[Entries taken from a collection]
++++

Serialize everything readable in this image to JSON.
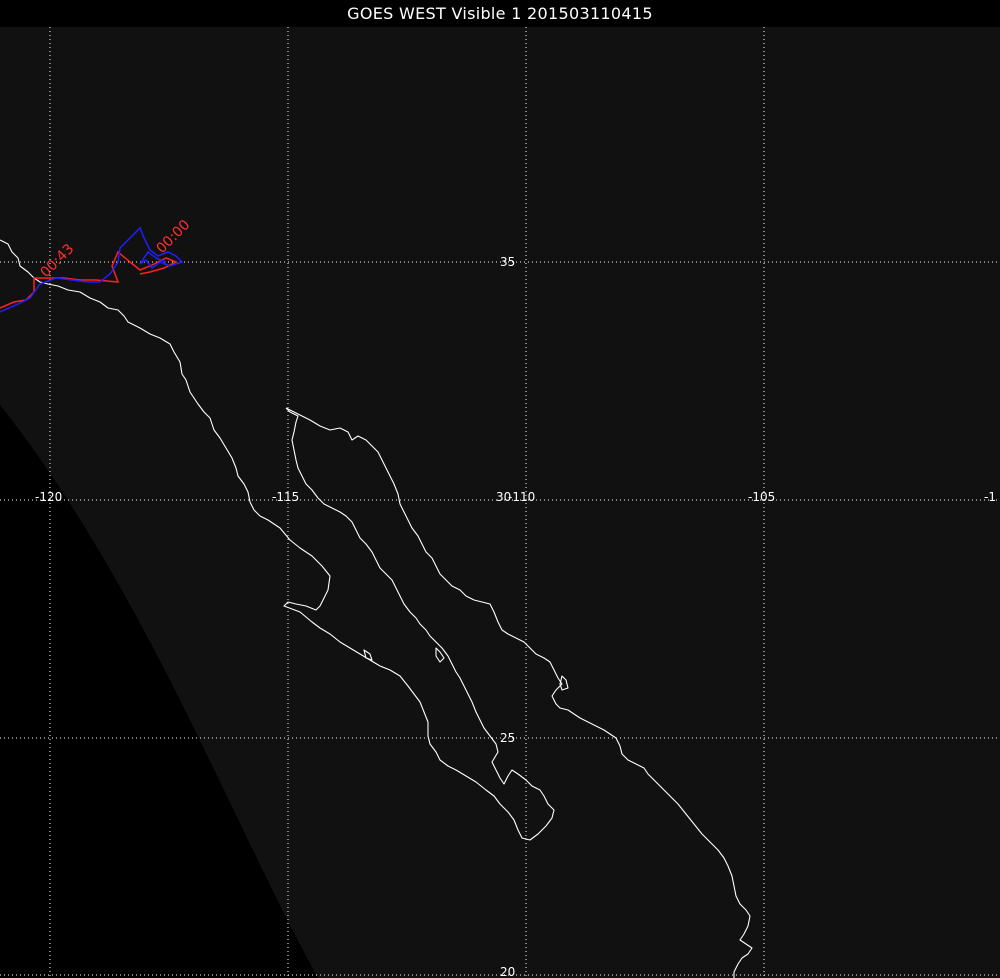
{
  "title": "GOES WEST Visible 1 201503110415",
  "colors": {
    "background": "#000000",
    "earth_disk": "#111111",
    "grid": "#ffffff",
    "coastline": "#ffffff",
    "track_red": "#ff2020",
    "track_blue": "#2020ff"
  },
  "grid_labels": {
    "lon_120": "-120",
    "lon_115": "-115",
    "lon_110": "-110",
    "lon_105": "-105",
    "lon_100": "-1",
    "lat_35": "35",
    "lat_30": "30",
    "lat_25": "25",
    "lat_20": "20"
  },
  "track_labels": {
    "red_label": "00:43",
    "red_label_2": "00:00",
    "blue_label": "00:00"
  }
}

++++

- _Exercise directions_
Leave the images out, please, and restate each line word for word.

- _Result of this task_
Serialize everything readable in this image to JSON.
{
  "title": "GOES WEST Visible 1 201503110415",
  "colors": {
    "background": "#000000",
    "earth_disk": "#111111",
    "grid": "#ffffff",
    "coastline": "#ffffff",
    "track_red": "#ff2020",
    "track_blue": "#2020ff"
  },
  "grid_labels": {
    "lon_120": "-120",
    "lon_115": "-115",
    "lon_110": "-110",
    "lon_105": "-105",
    "lon_100": "-1",
    "lat_35": "35",
    "lat_30": "30",
    "lat_25": "25",
    "lat_20": "20"
  },
  "track_labels": {
    "red_label": "00:43",
    "red_label_2": "00:00",
    "blue_label": "00:00"
  }
}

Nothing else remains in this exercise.